Write out all the entries word for word and omit any pictures.

Collection entries:

* * *

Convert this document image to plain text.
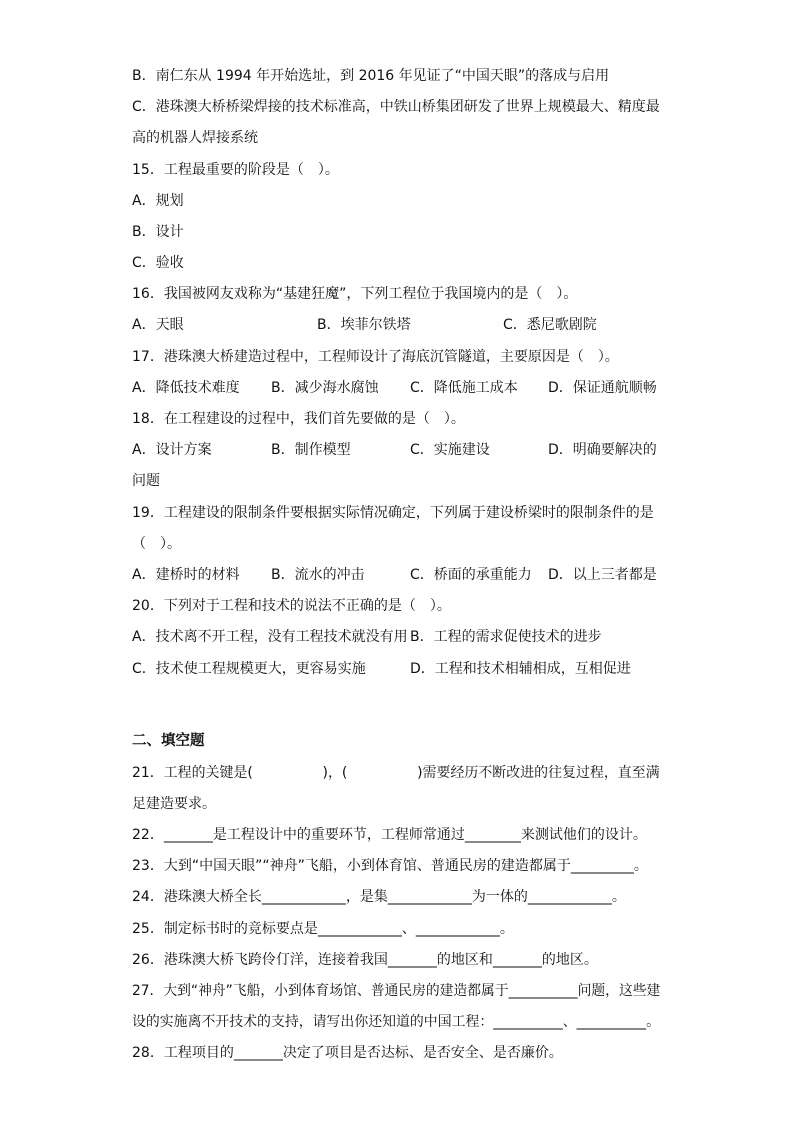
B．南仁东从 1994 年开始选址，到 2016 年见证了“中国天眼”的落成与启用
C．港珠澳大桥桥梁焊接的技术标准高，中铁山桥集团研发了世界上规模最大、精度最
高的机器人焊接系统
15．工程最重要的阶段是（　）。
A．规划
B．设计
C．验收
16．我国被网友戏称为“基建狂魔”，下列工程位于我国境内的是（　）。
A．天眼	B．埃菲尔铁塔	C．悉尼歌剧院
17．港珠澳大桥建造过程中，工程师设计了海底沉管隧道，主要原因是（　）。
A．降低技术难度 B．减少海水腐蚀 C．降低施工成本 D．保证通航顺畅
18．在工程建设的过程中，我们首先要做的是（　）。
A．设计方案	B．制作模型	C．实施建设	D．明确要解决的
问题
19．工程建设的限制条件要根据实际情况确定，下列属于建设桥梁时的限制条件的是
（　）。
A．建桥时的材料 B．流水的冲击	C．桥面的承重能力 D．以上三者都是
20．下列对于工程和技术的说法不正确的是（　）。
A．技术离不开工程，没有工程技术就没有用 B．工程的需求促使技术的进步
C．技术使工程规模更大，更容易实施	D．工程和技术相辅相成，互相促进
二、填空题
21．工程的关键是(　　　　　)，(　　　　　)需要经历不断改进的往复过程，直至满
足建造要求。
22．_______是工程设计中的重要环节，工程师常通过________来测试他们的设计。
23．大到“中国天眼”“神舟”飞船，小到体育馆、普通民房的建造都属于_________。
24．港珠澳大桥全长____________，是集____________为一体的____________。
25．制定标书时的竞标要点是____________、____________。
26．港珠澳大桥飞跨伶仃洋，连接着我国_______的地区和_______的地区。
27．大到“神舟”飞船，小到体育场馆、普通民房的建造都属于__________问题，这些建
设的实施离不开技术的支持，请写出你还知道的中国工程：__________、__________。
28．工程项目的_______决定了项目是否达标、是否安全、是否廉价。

* * *

→ **REPLY TO THE TASK**
Convert this document image to plain text.
B．南仁东从 1994 年开始选址，到 2016 年见证了“中国天眼”的落成与启用
C．港珠澳大桥桥梁焊接的技术标准高，中铁山桥集团研发了世界上规模最大、精度最
高的机器人焊接系统
15．工程最重要的阶段是（　）。
A．规划
B．设计
C．验收
16．我国被网友戏称为“基建狂魔”，下列工程位于我国境内的是（　）。
A．天眼	B．埃菲尔铁塔	C．悉尼歌剧院
17．港珠澳大桥建造过程中，工程师设计了海底沉管隧道，主要原因是（　）。
A．降低技术难度 B．减少海水腐蚀 C．降低施工成本 D．保证通航顺畅
18．在工程建设的过程中，我们首先要做的是（　）。
A．设计方案	B．制作模型	C．实施建设	D．明确要解决的
问题
19．工程建设的限制条件要根据实际情况确定，下列属于建设桥梁时的限制条件的是
（　）。
A．建桥时的材料 B．流水的冲击	C．桥面的承重能力 D．以上三者都是
20．下列对于工程和技术的说法不正确的是（　）。
A．技术离不开工程，没有工程技术就没有用 B．工程的需求促使技术的进步
C．技术使工程规模更大，更容易实施	D．工程和技术相辅相成，互相促进
二、填空题
21．工程的关键是(　　　　　)，(　　　　　)需要经历不断改进的往复过程，直至满
足建造要求。
22．_______是工程设计中的重要环节，工程师常通过________来测试他们的设计。
23．大到“中国天眼”“神舟”飞船，小到体育馆、普通民房的建造都属于_________。
24．港珠澳大桥全长____________，是集____________为一体的____________。
25．制定标书时的竞标要点是____________、____________。
26．港珠澳大桥飞跨伶仃洋，连接着我国_______的地区和_______的地区。
27．大到“神舟”飞船，小到体育场馆、普通民房的建造都属于__________问题，这些建
设的实施离不开技术的支持，请写出你还知道的中国工程：__________、__________。
28．工程项目的_______决定了项目是否达标、是否安全、是否廉价。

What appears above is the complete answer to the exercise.